→ LISTED RECORDS:
— Begin —
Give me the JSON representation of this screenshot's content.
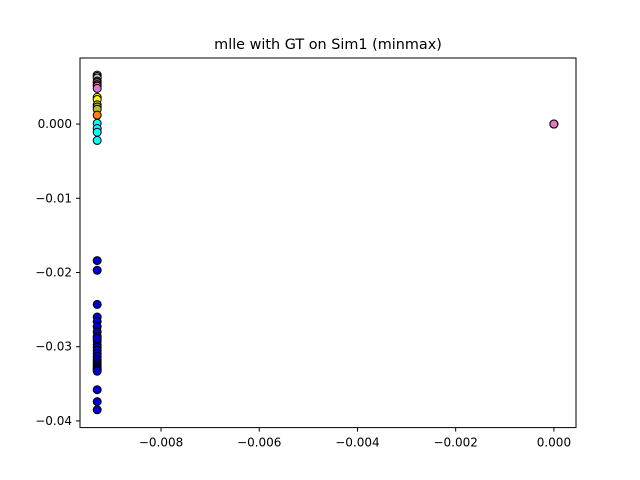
{
  "chart_data": {
    "type": "scatter",
    "title": "mlle with GT on Sim1 (minmax)",
    "xlabel": "",
    "ylabel": "",
    "xlim": [
      -0.00965,
      0.00045
    ],
    "ylim": [
      -0.0409,
      0.0089
    ],
    "x_ticks": [
      -0.008,
      -0.006,
      -0.004,
      -0.002,
      0.0
    ],
    "x_tick_labels": [
      "−0.008",
      "−0.006",
      "−0.004",
      "−0.002",
      "0.000"
    ],
    "y_ticks": [
      0.0,
      -0.01,
      -0.02,
      -0.03,
      -0.04
    ],
    "y_tick_labels": [
      "0.000",
      "−0.01",
      "−0.02",
      "−0.03",
      "−0.04"
    ],
    "y_tick_label_first": "0.0",
    "y_tick_label_list": [
      "0.0",
      "−0.01",
      "−0.02",
      "−0.03",
      "−0.04"
    ],
    "grid": false,
    "legend": "none",
    "marker_edge_color": "#000000",
    "series": [
      {
        "color": "#c8c8c8",
        "x": [
          -0.0093,
          -0.0093,
          -0.0093
        ],
        "y": [
          0.0066,
          0.0064,
          0.0062
        ]
      },
      {
        "color": "#8c564b",
        "x": [
          -0.0093,
          -0.0093,
          -0.0093
        ],
        "y": [
          0.0058,
          0.0056,
          0.0053
        ]
      },
      {
        "color": "#e377c2",
        "x": [
          -0.0093,
          -0.0093
        ],
        "y": [
          0.0051,
          0.0048
        ]
      },
      {
        "color": "#ffff00",
        "x": [
          -0.0093,
          -0.0093
        ],
        "y": [
          0.0036,
          0.0033
        ]
      },
      {
        "color": "#bcbd22",
        "x": [
          -0.0093,
          -0.0093,
          -0.0093
        ],
        "y": [
          0.0026,
          0.0023,
          0.002
        ]
      },
      {
        "color": "#ff7f0e",
        "x": [
          -0.0093
        ],
        "y": [
          0.0012
        ]
      },
      {
        "color": "#00ffff",
        "x": [
          -0.0093,
          -0.0093,
          -0.0093,
          -0.0093
        ],
        "y": [
          0.0001,
          -0.0006,
          -0.0011,
          -0.0022
        ]
      },
      {
        "color": "#e377c2",
        "x": [
          0.0,
          0.0,
          0.0
        ],
        "y": [
          0.0,
          0.0,
          0.0
        ]
      },
      {
        "color": "#0000cd",
        "x": [
          -0.0093,
          -0.0093,
          -0.0093,
          -0.0093,
          -0.0093,
          -0.0093,
          -0.0093,
          -0.0093,
          -0.0093,
          -0.0093,
          -0.0093,
          -0.0093,
          -0.0093,
          -0.0093,
          -0.0093,
          -0.0093,
          -0.0093,
          -0.0093,
          -0.0093,
          -0.0093,
          -0.0093,
          -0.0093,
          -0.0093,
          -0.0093,
          -0.0093,
          -0.0093
        ],
        "y": [
          -0.0184,
          -0.0197,
          -0.0243,
          -0.026,
          -0.0266,
          -0.0273,
          -0.028,
          -0.0286,
          -0.0292,
          -0.0297,
          -0.0301,
          -0.0305,
          -0.0309,
          -0.0313,
          -0.0317,
          -0.032,
          -0.0323,
          -0.0326,
          -0.0328,
          -0.033,
          -0.0331,
          -0.0333,
          -0.0358,
          -0.0374,
          -0.0385,
          -0.0289
        ]
      }
    ]
  }
}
— End —
→ PROBLEM DETAILS:
Repeat each entry above word for word, leaving every picture out.

→ RESULT OF THIS TASK:
Give me the JSON representation of this screenshot's content.
{
  "chart_data": {
    "type": "scatter",
    "title": "mlle with GT on Sim1 (minmax)",
    "xlabel": "",
    "ylabel": "",
    "xlim": [
      -0.00965,
      0.00045
    ],
    "ylim": [
      -0.0409,
      0.0089
    ],
    "x_ticks": [
      -0.008,
      -0.006,
      -0.004,
      -0.002,
      0.0
    ],
    "x_tick_labels": [
      "−0.008",
      "−0.006",
      "−0.004",
      "−0.002",
      "0.000"
    ],
    "y_ticks": [
      0.0,
      -0.01,
      -0.02,
      -0.03,
      -0.04
    ],
    "y_tick_labels": [
      "0.000",
      "−0.01",
      "−0.02",
      "−0.03",
      "−0.04"
    ],
    "y_tick_label_first": "0.0",
    "y_tick_label_list": [
      "0.0",
      "−0.01",
      "−0.02",
      "−0.03",
      "−0.04"
    ],
    "grid": false,
    "legend": "none",
    "marker_edge_color": "#000000",
    "series": [
      {
        "color": "#c8c8c8",
        "x": [
          -0.0093,
          -0.0093,
          -0.0093
        ],
        "y": [
          0.0066,
          0.0064,
          0.0062
        ]
      },
      {
        "color": "#8c564b",
        "x": [
          -0.0093,
          -0.0093,
          -0.0093
        ],
        "y": [
          0.0058,
          0.0056,
          0.0053
        ]
      },
      {
        "color": "#e377c2",
        "x": [
          -0.0093,
          -0.0093
        ],
        "y": [
          0.0051,
          0.0048
        ]
      },
      {
        "color": "#ffff00",
        "x": [
          -0.0093,
          -0.0093
        ],
        "y": [
          0.0036,
          0.0033
        ]
      },
      {
        "color": "#bcbd22",
        "x": [
          -0.0093,
          -0.0093,
          -0.0093
        ],
        "y": [
          0.0026,
          0.0023,
          0.002
        ]
      },
      {
        "color": "#ff7f0e",
        "x": [
          -0.0093
        ],
        "y": [
          0.0012
        ]
      },
      {
        "color": "#00ffff",
        "x": [
          -0.0093,
          -0.0093,
          -0.0093,
          -0.0093
        ],
        "y": [
          0.0001,
          -0.0006,
          -0.0011,
          -0.0022
        ]
      },
      {
        "color": "#e377c2",
        "x": [
          0.0,
          0.0,
          0.0
        ],
        "y": [
          0.0,
          0.0,
          0.0
        ]
      },
      {
        "color": "#0000cd",
        "x": [
          -0.0093,
          -0.0093,
          -0.0093,
          -0.0093,
          -0.0093,
          -0.0093,
          -0.0093,
          -0.0093,
          -0.0093,
          -0.0093,
          -0.0093,
          -0.0093,
          -0.0093,
          -0.0093,
          -0.0093,
          -0.0093,
          -0.0093,
          -0.0093,
          -0.0093,
          -0.0093,
          -0.0093,
          -0.0093,
          -0.0093,
          -0.0093,
          -0.0093,
          -0.0093
        ],
        "y": [
          -0.0184,
          -0.0197,
          -0.0243,
          -0.026,
          -0.0266,
          -0.0273,
          -0.028,
          -0.0286,
          -0.0292,
          -0.0297,
          -0.0301,
          -0.0305,
          -0.0309,
          -0.0313,
          -0.0317,
          -0.032,
          -0.0323,
          -0.0326,
          -0.0328,
          -0.033,
          -0.0331,
          -0.0333,
          -0.0358,
          -0.0374,
          -0.0385,
          -0.0289
        ]
      }
    ]
  }
}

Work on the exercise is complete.